** WRITTEN TASK **
Tally the lines with the word "open" and report the number alone.
/---
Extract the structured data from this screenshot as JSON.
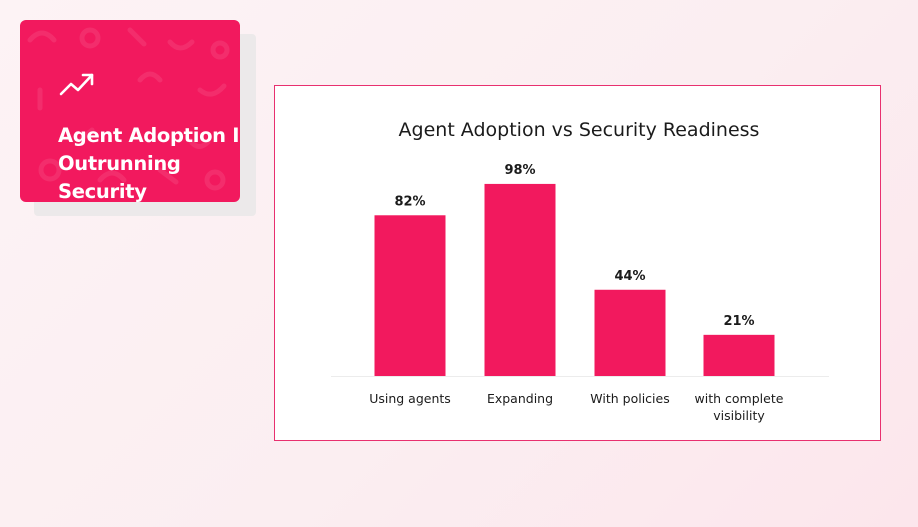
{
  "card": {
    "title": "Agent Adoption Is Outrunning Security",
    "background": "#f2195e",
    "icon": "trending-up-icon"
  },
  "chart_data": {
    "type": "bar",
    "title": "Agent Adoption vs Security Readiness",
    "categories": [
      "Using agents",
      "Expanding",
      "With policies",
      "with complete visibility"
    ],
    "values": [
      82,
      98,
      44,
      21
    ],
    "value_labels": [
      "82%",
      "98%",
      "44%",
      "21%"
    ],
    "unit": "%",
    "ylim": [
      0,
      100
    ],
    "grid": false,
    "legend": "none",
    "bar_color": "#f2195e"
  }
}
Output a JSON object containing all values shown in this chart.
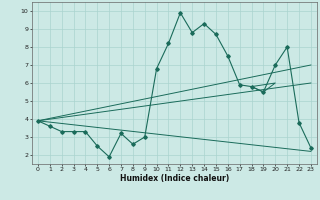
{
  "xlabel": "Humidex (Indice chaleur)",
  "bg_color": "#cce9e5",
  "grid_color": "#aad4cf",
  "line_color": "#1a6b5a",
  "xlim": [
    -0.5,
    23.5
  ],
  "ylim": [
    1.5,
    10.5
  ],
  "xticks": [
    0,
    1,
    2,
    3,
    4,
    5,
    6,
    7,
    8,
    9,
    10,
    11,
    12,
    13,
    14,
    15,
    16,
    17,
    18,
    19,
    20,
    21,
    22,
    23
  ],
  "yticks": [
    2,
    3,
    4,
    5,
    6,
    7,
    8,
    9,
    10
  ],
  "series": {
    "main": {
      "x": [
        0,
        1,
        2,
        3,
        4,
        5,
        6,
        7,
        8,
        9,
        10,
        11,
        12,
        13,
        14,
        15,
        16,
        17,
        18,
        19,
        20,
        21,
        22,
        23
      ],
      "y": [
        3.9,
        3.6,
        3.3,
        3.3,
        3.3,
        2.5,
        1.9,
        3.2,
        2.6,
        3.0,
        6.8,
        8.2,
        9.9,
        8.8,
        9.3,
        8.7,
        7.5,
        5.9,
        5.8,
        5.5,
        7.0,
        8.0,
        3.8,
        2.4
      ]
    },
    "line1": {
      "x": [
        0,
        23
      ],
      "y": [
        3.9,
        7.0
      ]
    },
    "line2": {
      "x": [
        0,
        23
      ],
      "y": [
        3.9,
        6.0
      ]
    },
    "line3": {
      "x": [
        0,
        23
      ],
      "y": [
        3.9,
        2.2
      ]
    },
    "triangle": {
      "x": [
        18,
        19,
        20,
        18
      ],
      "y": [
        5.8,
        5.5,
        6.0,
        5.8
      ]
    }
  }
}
\---
/---
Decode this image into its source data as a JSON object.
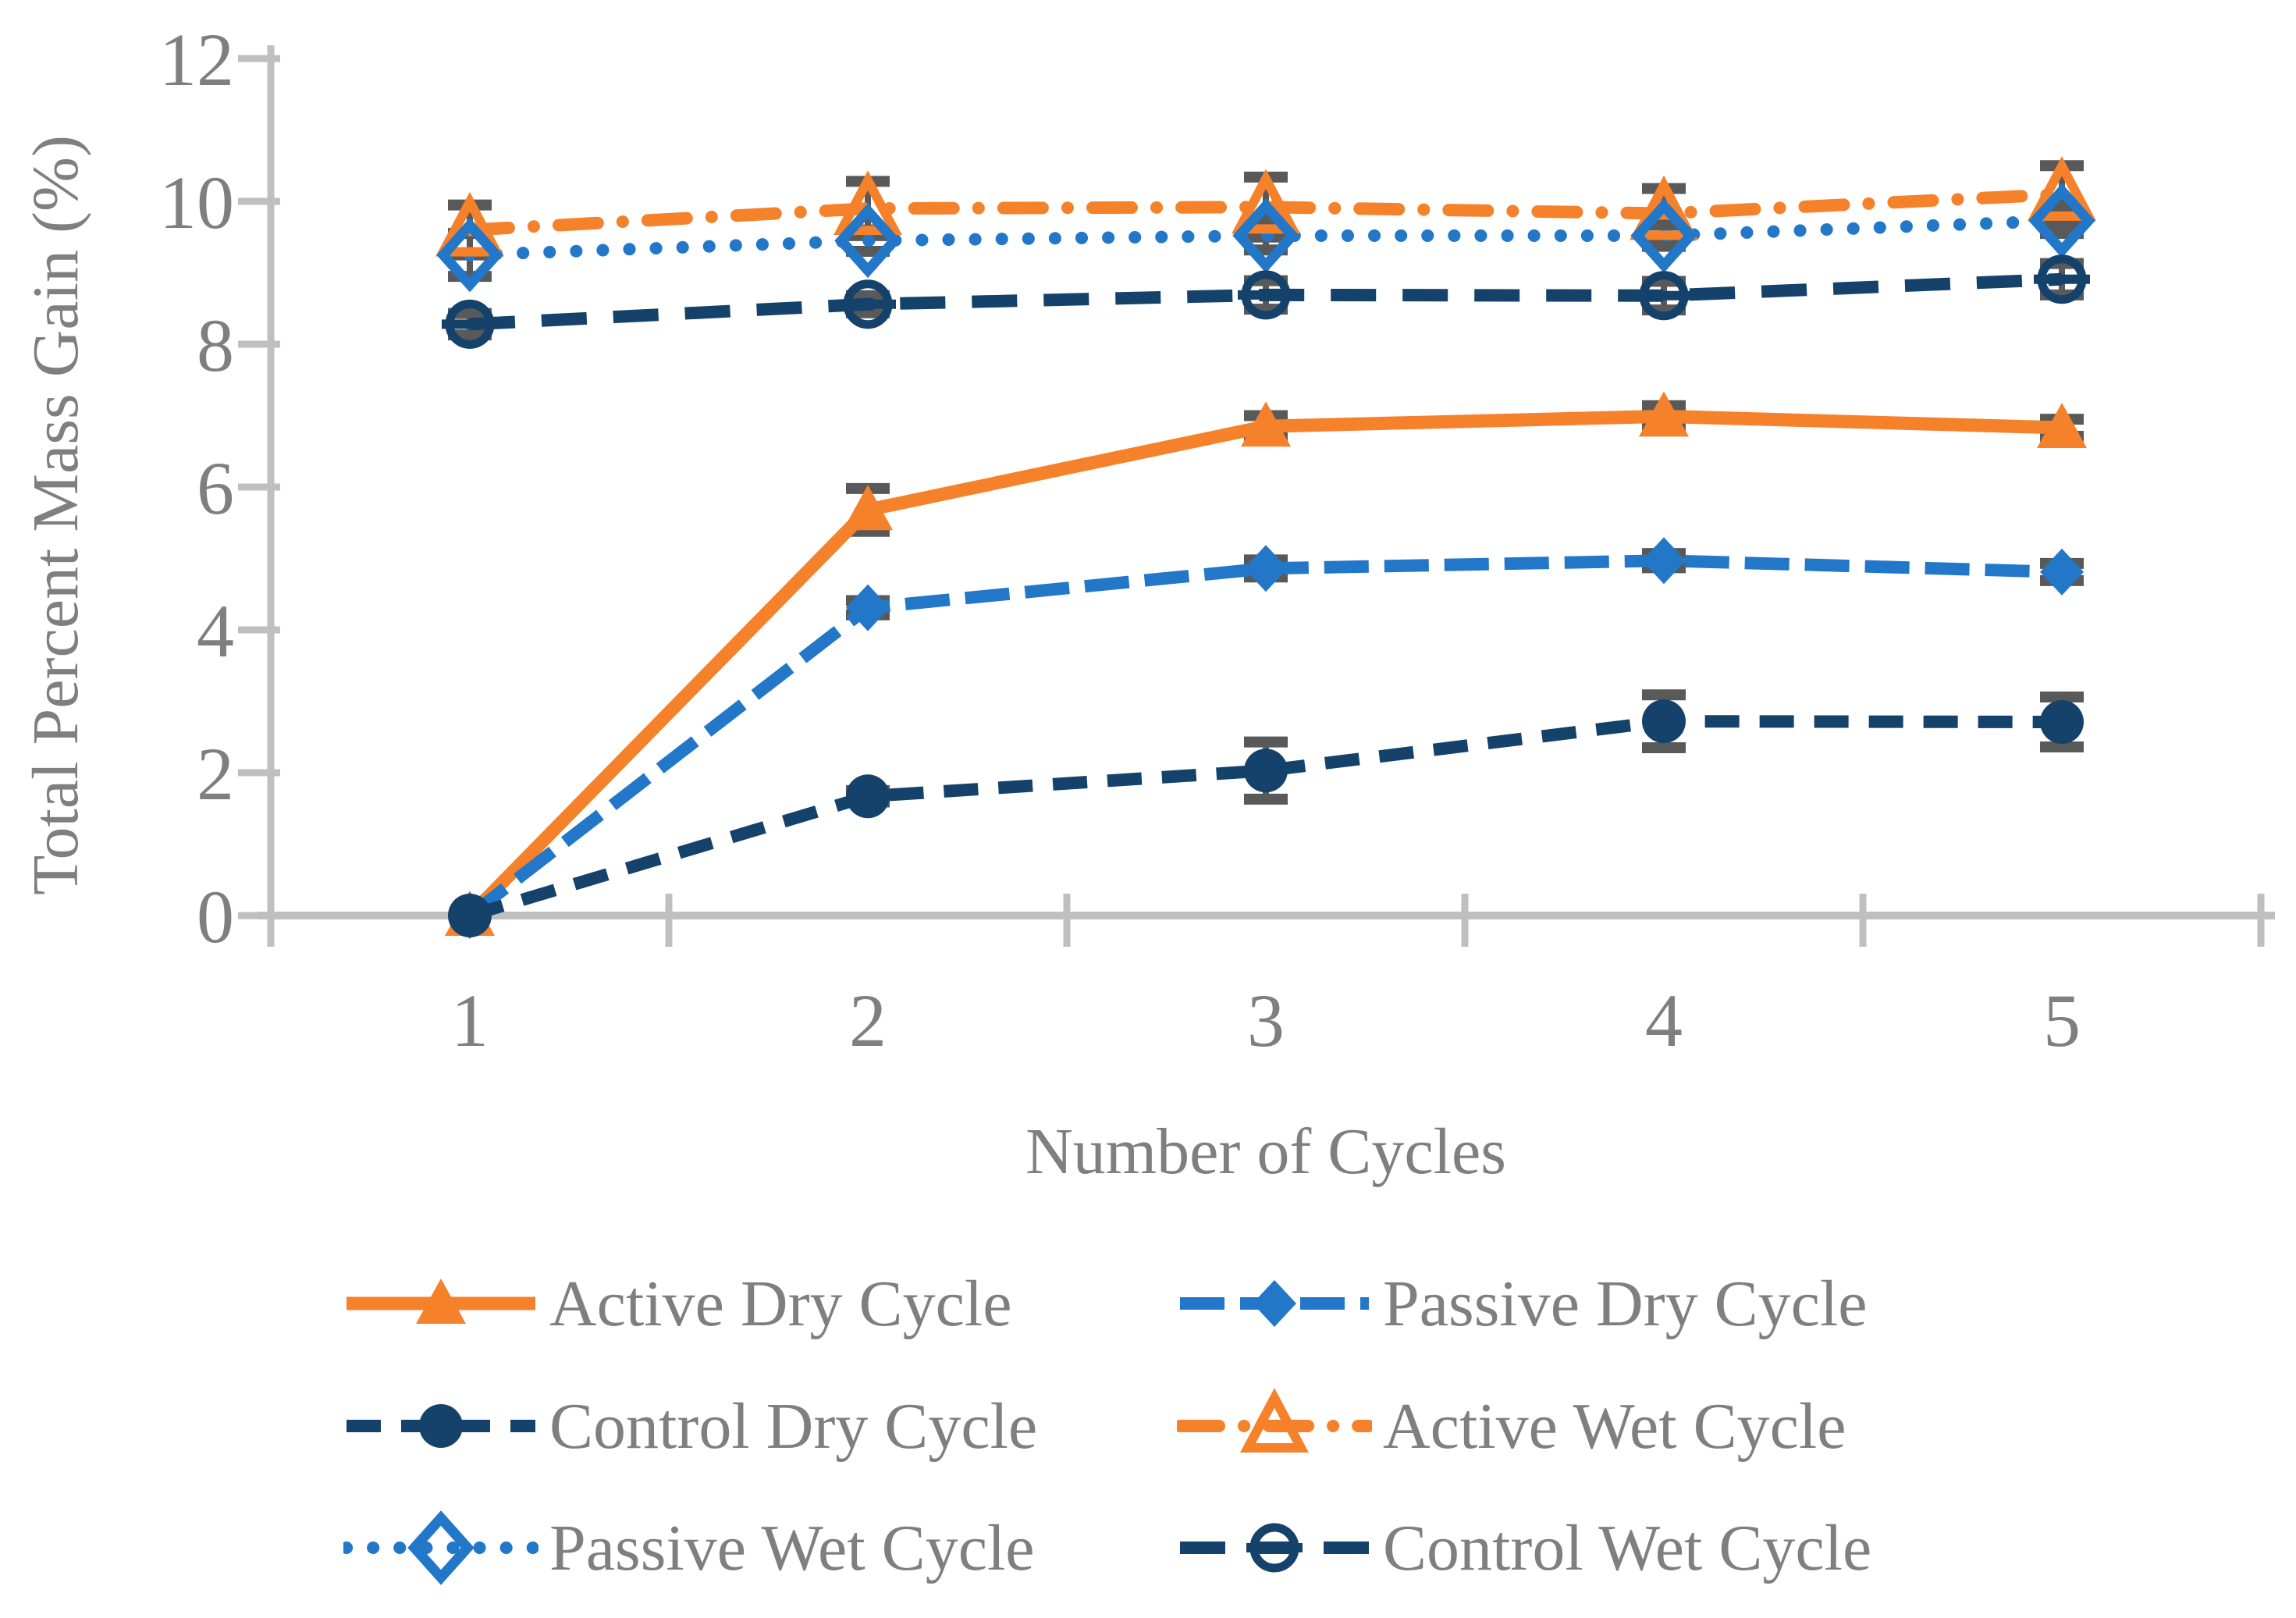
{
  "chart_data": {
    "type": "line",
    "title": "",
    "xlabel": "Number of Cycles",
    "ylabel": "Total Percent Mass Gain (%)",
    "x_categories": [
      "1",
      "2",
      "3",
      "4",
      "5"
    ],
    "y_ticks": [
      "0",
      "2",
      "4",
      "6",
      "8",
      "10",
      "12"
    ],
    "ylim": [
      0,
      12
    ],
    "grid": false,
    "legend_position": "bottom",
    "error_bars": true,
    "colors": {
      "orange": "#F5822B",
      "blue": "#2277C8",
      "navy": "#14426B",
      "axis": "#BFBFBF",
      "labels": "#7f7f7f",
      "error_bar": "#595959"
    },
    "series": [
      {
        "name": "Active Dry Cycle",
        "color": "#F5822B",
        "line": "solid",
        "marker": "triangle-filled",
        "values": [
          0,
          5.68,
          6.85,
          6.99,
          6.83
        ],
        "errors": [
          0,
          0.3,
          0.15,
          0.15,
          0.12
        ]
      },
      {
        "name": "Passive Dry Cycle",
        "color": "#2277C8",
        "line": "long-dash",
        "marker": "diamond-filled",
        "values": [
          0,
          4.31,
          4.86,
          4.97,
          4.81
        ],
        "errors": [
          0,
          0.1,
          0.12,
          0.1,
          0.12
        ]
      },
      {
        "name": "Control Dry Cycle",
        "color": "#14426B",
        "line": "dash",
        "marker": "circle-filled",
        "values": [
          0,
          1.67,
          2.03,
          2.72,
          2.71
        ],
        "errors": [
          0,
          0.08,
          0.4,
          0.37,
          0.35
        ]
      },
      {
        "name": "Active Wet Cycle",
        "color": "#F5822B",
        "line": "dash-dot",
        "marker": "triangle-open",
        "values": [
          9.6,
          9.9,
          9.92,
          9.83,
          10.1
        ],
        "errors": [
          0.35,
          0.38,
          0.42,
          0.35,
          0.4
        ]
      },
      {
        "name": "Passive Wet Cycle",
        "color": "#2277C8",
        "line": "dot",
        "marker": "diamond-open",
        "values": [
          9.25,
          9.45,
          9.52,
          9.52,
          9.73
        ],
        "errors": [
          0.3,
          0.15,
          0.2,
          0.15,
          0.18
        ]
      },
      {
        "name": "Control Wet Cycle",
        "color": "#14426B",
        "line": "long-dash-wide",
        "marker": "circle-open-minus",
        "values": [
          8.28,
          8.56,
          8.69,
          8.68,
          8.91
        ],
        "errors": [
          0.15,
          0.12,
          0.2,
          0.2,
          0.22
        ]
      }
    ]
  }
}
\---
/---
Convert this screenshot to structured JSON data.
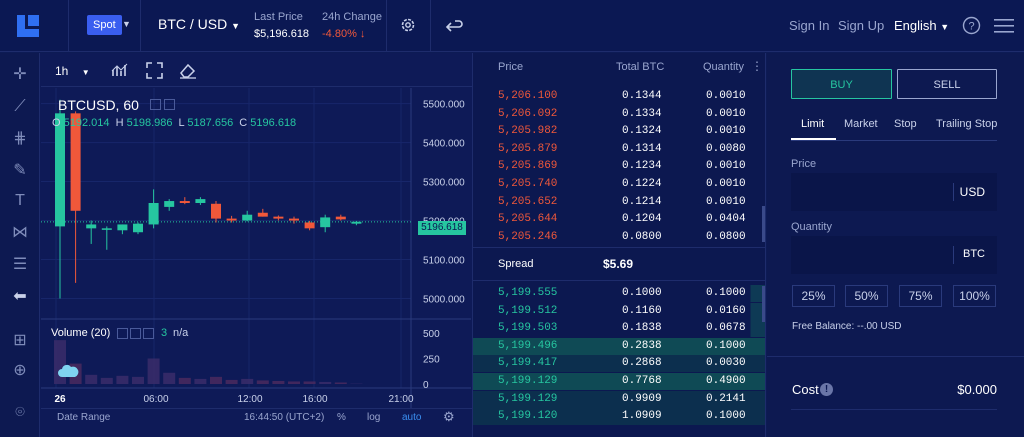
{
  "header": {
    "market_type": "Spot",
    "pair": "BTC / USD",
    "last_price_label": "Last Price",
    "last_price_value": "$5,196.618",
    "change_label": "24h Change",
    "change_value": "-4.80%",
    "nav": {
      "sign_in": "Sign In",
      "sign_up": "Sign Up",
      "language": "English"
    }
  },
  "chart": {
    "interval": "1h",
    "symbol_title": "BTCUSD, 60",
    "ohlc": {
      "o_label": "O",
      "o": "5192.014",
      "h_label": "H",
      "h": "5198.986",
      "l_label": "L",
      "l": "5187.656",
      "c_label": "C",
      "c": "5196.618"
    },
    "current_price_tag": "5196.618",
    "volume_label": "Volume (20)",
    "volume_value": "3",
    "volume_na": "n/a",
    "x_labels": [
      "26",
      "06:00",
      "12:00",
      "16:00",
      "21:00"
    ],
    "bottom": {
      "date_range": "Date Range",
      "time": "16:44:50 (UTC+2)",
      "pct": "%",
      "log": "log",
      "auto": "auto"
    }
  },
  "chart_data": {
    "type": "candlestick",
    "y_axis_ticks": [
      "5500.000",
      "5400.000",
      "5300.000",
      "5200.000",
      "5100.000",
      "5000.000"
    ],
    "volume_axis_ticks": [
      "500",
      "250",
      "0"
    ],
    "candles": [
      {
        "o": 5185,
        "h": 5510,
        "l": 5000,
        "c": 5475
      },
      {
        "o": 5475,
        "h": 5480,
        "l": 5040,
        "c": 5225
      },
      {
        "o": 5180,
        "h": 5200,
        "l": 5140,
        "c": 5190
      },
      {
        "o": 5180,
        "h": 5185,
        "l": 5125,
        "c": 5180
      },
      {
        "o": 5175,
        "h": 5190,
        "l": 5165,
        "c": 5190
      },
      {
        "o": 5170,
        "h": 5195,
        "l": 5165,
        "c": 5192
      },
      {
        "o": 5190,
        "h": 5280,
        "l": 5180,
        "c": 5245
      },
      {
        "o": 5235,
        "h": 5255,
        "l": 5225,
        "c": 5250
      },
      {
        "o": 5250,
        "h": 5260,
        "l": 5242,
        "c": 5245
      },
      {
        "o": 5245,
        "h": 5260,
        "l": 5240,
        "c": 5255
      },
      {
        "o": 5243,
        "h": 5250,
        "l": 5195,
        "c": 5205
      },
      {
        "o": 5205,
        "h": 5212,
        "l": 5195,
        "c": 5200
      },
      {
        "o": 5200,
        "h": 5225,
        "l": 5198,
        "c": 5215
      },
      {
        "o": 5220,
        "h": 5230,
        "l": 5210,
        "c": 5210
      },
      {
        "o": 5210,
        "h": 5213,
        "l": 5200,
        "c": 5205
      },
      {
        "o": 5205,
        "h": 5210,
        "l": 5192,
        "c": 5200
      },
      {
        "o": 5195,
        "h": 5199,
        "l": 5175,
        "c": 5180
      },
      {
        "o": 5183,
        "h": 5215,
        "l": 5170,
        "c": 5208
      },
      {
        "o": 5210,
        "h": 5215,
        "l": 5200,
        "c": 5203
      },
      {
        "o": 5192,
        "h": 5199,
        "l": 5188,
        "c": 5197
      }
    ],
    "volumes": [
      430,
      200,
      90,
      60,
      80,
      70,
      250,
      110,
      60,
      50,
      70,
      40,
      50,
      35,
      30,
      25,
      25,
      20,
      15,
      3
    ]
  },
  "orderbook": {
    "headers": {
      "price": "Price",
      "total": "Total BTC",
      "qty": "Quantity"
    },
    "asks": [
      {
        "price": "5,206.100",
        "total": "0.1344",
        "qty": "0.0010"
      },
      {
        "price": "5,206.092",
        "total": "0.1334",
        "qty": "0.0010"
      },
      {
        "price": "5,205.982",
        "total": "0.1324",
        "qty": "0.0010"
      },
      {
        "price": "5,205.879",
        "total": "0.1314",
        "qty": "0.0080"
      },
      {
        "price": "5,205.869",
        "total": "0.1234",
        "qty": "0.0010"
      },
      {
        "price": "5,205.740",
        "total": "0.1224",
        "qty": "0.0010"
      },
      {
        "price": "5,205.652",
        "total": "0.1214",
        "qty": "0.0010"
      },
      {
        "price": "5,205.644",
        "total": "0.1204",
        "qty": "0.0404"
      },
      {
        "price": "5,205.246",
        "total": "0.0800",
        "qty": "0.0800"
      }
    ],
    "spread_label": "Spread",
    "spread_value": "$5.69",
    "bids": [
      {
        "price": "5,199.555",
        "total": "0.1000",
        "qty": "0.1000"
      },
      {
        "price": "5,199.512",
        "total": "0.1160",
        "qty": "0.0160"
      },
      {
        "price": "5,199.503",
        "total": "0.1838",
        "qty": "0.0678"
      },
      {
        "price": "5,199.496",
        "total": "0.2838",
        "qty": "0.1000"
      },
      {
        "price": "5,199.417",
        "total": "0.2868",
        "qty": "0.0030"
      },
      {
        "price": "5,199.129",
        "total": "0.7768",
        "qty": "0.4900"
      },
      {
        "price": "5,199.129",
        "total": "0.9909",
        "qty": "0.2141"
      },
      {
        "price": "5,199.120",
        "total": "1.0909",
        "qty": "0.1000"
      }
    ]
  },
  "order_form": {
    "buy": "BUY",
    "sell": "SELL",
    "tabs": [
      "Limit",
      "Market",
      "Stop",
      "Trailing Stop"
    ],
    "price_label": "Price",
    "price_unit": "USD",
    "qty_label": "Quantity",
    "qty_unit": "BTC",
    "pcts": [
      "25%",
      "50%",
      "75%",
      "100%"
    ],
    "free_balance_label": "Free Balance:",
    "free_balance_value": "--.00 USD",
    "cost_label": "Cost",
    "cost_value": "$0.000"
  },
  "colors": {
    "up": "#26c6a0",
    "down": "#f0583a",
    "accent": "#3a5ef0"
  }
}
\---
** RESULT OF THIS EXERCISE **
3